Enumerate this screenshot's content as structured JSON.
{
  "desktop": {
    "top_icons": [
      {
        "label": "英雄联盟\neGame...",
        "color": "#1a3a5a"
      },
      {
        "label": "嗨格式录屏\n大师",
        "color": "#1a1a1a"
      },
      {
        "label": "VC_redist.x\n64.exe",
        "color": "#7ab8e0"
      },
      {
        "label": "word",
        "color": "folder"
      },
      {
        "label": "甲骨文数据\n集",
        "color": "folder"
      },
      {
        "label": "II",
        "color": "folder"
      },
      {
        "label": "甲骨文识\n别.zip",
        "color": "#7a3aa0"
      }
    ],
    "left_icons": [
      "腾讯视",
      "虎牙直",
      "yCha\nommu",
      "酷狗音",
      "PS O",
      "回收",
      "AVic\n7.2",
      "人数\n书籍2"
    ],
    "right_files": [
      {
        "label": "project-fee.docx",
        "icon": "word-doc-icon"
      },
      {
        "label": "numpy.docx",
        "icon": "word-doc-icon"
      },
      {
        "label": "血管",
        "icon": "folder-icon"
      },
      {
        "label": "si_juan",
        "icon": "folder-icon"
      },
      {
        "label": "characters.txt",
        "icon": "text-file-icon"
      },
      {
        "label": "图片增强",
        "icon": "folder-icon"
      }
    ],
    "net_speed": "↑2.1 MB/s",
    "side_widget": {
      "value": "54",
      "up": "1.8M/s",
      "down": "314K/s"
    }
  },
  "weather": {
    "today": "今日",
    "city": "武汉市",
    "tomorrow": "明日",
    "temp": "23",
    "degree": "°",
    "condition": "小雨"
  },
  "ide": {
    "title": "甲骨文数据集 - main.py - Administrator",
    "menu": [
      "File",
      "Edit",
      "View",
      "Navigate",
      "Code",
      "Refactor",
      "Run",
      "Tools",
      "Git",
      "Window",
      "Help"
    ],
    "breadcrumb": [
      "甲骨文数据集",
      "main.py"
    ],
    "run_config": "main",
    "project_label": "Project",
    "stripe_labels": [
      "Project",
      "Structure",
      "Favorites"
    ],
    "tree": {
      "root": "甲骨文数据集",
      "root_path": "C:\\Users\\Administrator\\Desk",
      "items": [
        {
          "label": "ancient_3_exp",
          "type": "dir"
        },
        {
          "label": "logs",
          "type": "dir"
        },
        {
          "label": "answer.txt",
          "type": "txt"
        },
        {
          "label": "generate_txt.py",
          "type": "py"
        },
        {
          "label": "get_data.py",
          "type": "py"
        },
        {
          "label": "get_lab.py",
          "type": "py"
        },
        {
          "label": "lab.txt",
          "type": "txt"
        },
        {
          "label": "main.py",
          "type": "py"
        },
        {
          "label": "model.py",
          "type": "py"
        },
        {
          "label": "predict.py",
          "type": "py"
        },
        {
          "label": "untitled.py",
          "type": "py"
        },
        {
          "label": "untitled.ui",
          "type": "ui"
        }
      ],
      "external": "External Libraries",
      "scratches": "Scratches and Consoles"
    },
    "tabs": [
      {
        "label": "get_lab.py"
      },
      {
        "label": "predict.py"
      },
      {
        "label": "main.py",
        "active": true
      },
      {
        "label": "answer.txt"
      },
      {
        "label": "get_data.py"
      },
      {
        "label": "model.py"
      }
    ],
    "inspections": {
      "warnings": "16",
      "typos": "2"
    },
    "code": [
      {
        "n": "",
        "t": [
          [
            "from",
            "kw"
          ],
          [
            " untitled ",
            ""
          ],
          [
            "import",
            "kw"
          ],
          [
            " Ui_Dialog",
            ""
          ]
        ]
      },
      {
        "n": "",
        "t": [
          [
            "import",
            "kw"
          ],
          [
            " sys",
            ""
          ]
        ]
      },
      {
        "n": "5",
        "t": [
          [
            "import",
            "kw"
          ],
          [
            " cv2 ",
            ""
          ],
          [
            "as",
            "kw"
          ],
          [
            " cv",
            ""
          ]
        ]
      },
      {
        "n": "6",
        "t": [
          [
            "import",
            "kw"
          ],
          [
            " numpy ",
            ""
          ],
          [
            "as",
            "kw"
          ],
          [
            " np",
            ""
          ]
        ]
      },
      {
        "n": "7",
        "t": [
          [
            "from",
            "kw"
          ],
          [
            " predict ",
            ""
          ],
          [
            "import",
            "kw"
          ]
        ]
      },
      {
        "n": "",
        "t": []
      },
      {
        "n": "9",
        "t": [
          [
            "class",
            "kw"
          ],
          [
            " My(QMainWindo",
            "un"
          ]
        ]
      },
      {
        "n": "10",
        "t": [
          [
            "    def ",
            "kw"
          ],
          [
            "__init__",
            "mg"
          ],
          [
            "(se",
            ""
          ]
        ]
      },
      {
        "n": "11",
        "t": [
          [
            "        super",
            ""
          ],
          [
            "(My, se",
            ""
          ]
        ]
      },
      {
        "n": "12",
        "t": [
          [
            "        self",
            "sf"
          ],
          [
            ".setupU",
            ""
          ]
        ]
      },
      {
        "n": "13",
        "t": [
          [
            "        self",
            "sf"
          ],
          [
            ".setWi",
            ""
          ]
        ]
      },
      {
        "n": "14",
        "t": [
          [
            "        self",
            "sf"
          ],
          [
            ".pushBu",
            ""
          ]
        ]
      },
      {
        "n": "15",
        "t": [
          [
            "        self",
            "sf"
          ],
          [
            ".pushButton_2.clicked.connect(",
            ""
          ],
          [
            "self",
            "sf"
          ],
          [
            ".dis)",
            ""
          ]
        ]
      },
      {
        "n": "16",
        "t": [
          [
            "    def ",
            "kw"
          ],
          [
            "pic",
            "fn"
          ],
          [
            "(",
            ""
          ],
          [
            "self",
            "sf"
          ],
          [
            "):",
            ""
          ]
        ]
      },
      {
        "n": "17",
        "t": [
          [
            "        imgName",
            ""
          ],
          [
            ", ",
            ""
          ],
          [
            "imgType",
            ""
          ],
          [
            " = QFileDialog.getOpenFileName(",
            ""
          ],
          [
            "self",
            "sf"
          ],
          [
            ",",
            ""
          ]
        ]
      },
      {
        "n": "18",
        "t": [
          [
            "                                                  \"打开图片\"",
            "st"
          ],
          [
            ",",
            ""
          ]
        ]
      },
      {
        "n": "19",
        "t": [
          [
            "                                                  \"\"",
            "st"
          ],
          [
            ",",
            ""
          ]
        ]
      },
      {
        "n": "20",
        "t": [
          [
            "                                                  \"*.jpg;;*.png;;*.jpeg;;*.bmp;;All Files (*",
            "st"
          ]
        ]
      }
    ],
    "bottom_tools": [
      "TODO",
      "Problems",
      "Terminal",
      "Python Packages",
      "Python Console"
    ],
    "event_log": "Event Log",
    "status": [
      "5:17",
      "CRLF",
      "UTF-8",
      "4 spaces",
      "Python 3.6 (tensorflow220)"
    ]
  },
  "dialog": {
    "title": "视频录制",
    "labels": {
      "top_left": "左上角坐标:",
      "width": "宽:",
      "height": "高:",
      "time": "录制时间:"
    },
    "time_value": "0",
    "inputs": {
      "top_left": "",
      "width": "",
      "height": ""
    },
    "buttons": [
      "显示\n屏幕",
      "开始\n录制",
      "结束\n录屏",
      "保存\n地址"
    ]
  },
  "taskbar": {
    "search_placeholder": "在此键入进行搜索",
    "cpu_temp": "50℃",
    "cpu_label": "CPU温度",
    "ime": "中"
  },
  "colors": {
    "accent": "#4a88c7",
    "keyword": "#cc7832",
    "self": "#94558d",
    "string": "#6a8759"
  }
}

※

Set task: Would you copy out each line exactly as written?

Response to this exercise:
Enumerate this screenshot's content as structured JSON.
{
  "desktop": {
    "top_icons": [
      {
        "label": "英雄联盟\neGame...",
        "color": "#1a3a5a"
      },
      {
        "label": "嗨格式录屏\n大师",
        "color": "#1a1a1a"
      },
      {
        "label": "VC_redist.x\n64.exe",
        "color": "#7ab8e0"
      },
      {
        "label": "word",
        "color": "folder"
      },
      {
        "label": "甲骨文数据\n集",
        "color": "folder"
      },
      {
        "label": "II",
        "color": "folder"
      },
      {
        "label": "甲骨文识\n别.zip",
        "color": "#7a3aa0"
      }
    ],
    "left_icons": [
      "腾讯视",
      "虎牙直",
      "yCha\nommu",
      "酷狗音",
      "PS O",
      "回收",
      "AVic\n7.2",
      "人数\n书籍2"
    ],
    "right_files": [
      {
        "label": "project-fee.docx",
        "icon": "word-doc-icon"
      },
      {
        "label": "numpy.docx",
        "icon": "word-doc-icon"
      },
      {
        "label": "血管",
        "icon": "folder-icon"
      },
      {
        "label": "si_juan",
        "icon": "folder-icon"
      },
      {
        "label": "characters.txt",
        "icon": "text-file-icon"
      },
      {
        "label": "图片增强",
        "icon": "folder-icon"
      }
    ],
    "net_speed": "↑2.1 MB/s",
    "side_widget": {
      "value": "54",
      "up": "1.8M/s",
      "down": "314K/s"
    }
  },
  "weather": {
    "today": "今日",
    "city": "武汉市",
    "tomorrow": "明日",
    "temp": "23",
    "degree": "°",
    "condition": "小雨"
  },
  "ide": {
    "title": "甲骨文数据集 - main.py - Administrator",
    "menu": [
      "File",
      "Edit",
      "View",
      "Navigate",
      "Code",
      "Refactor",
      "Run",
      "Tools",
      "Git",
      "Window",
      "Help"
    ],
    "breadcrumb": [
      "甲骨文数据集",
      "main.py"
    ],
    "run_config": "main",
    "project_label": "Project",
    "stripe_labels": [
      "Project",
      "Structure",
      "Favorites"
    ],
    "tree": {
      "root": "甲骨文数据集",
      "root_path": "C:\\Users\\Administrator\\Desk",
      "items": [
        {
          "label": "ancient_3_exp",
          "type": "dir"
        },
        {
          "label": "logs",
          "type": "dir"
        },
        {
          "label": "answer.txt",
          "type": "txt"
        },
        {
          "label": "generate_txt.py",
          "type": "py"
        },
        {
          "label": "get_data.py",
          "type": "py"
        },
        {
          "label": "get_lab.py",
          "type": "py"
        },
        {
          "label": "lab.txt",
          "type": "txt"
        },
        {
          "label": "main.py",
          "type": "py"
        },
        {
          "label": "model.py",
          "type": "py"
        },
        {
          "label": "predict.py",
          "type": "py"
        },
        {
          "label": "untitled.py",
          "type": "py"
        },
        {
          "label": "untitled.ui",
          "type": "ui"
        }
      ],
      "external": "External Libraries",
      "scratches": "Scratches and Consoles"
    },
    "tabs": [
      {
        "label": "get_lab.py"
      },
      {
        "label": "predict.py"
      },
      {
        "label": "main.py",
        "active": true
      },
      {
        "label": "answer.txt"
      },
      {
        "label": "get_data.py"
      },
      {
        "label": "model.py"
      }
    ],
    "inspections": {
      "warnings": "16",
      "typos": "2"
    },
    "code": [
      {
        "n": "",
        "t": [
          [
            "from",
            "kw"
          ],
          [
            " untitled ",
            ""
          ],
          [
            "import",
            "kw"
          ],
          [
            " Ui_Dialog",
            ""
          ]
        ]
      },
      {
        "n": "",
        "t": [
          [
            "import",
            "kw"
          ],
          [
            " sys",
            ""
          ]
        ]
      },
      {
        "n": "5",
        "t": [
          [
            "import",
            "kw"
          ],
          [
            " cv2 ",
            ""
          ],
          [
            "as",
            "kw"
          ],
          [
            " cv",
            ""
          ]
        ]
      },
      {
        "n": "6",
        "t": [
          [
            "import",
            "kw"
          ],
          [
            " numpy ",
            ""
          ],
          [
            "as",
            "kw"
          ],
          [
            " np",
            ""
          ]
        ]
      },
      {
        "n": "7",
        "t": [
          [
            "from",
            "kw"
          ],
          [
            " predict ",
            ""
          ],
          [
            "import",
            "kw"
          ]
        ]
      },
      {
        "n": "",
        "t": []
      },
      {
        "n": "9",
        "t": [
          [
            "class",
            "kw"
          ],
          [
            " My(QMainWindo",
            "un"
          ]
        ]
      },
      {
        "n": "10",
        "t": [
          [
            "    def ",
            "kw"
          ],
          [
            "__init__",
            "mg"
          ],
          [
            "(se",
            ""
          ]
        ]
      },
      {
        "n": "11",
        "t": [
          [
            "        super",
            ""
          ],
          [
            "(My, se",
            ""
          ]
        ]
      },
      {
        "n": "12",
        "t": [
          [
            "        self",
            "sf"
          ],
          [
            ".setupU",
            ""
          ]
        ]
      },
      {
        "n": "13",
        "t": [
          [
            "        self",
            "sf"
          ],
          [
            ".setWi",
            ""
          ]
        ]
      },
      {
        "n": "14",
        "t": [
          [
            "        self",
            "sf"
          ],
          [
            ".pushBu",
            ""
          ]
        ]
      },
      {
        "n": "15",
        "t": [
          [
            "        self",
            "sf"
          ],
          [
            ".pushButton_2.clicked.connect(",
            ""
          ],
          [
            "self",
            "sf"
          ],
          [
            ".dis)",
            ""
          ]
        ]
      },
      {
        "n": "16",
        "t": [
          [
            "    def ",
            "kw"
          ],
          [
            "pic",
            "fn"
          ],
          [
            "(",
            ""
          ],
          [
            "self",
            "sf"
          ],
          [
            "):",
            ""
          ]
        ]
      },
      {
        "n": "17",
        "t": [
          [
            "        imgName",
            ""
          ],
          [
            ", ",
            ""
          ],
          [
            "imgType",
            ""
          ],
          [
            " = QFileDialog.getOpenFileName(",
            ""
          ],
          [
            "self",
            "sf"
          ],
          [
            ",",
            ""
          ]
        ]
      },
      {
        "n": "18",
        "t": [
          [
            "                                                  \"打开图片\"",
            "st"
          ],
          [
            ",",
            ""
          ]
        ]
      },
      {
        "n": "19",
        "t": [
          [
            "                                                  \"\"",
            "st"
          ],
          [
            ",",
            ""
          ]
        ]
      },
      {
        "n": "20",
        "t": [
          [
            "                                                  \"*.jpg;;*.png;;*.jpeg;;*.bmp;;All Files (*",
            "st"
          ]
        ]
      }
    ],
    "bottom_tools": [
      "TODO",
      "Problems",
      "Terminal",
      "Python Packages",
      "Python Console"
    ],
    "event_log": "Event Log",
    "status": [
      "5:17",
      "CRLF",
      "UTF-8",
      "4 spaces",
      "Python 3.6 (tensorflow220)"
    ]
  },
  "dialog": {
    "title": "视频录制",
    "labels": {
      "top_left": "左上角坐标:",
      "width": "宽:",
      "height": "高:",
      "time": "录制时间:"
    },
    "time_value": "0",
    "inputs": {
      "top_left": "",
      "width": "",
      "height": ""
    },
    "buttons": [
      "显示\n屏幕",
      "开始\n录制",
      "结束\n录屏",
      "保存\n地址"
    ]
  },
  "taskbar": {
    "search_placeholder": "在此键入进行搜索",
    "cpu_temp": "50℃",
    "cpu_label": "CPU温度",
    "ime": "中"
  },
  "colors": {
    "accent": "#4a88c7",
    "keyword": "#cc7832",
    "self": "#94558d",
    "string": "#6a8759"
  }
}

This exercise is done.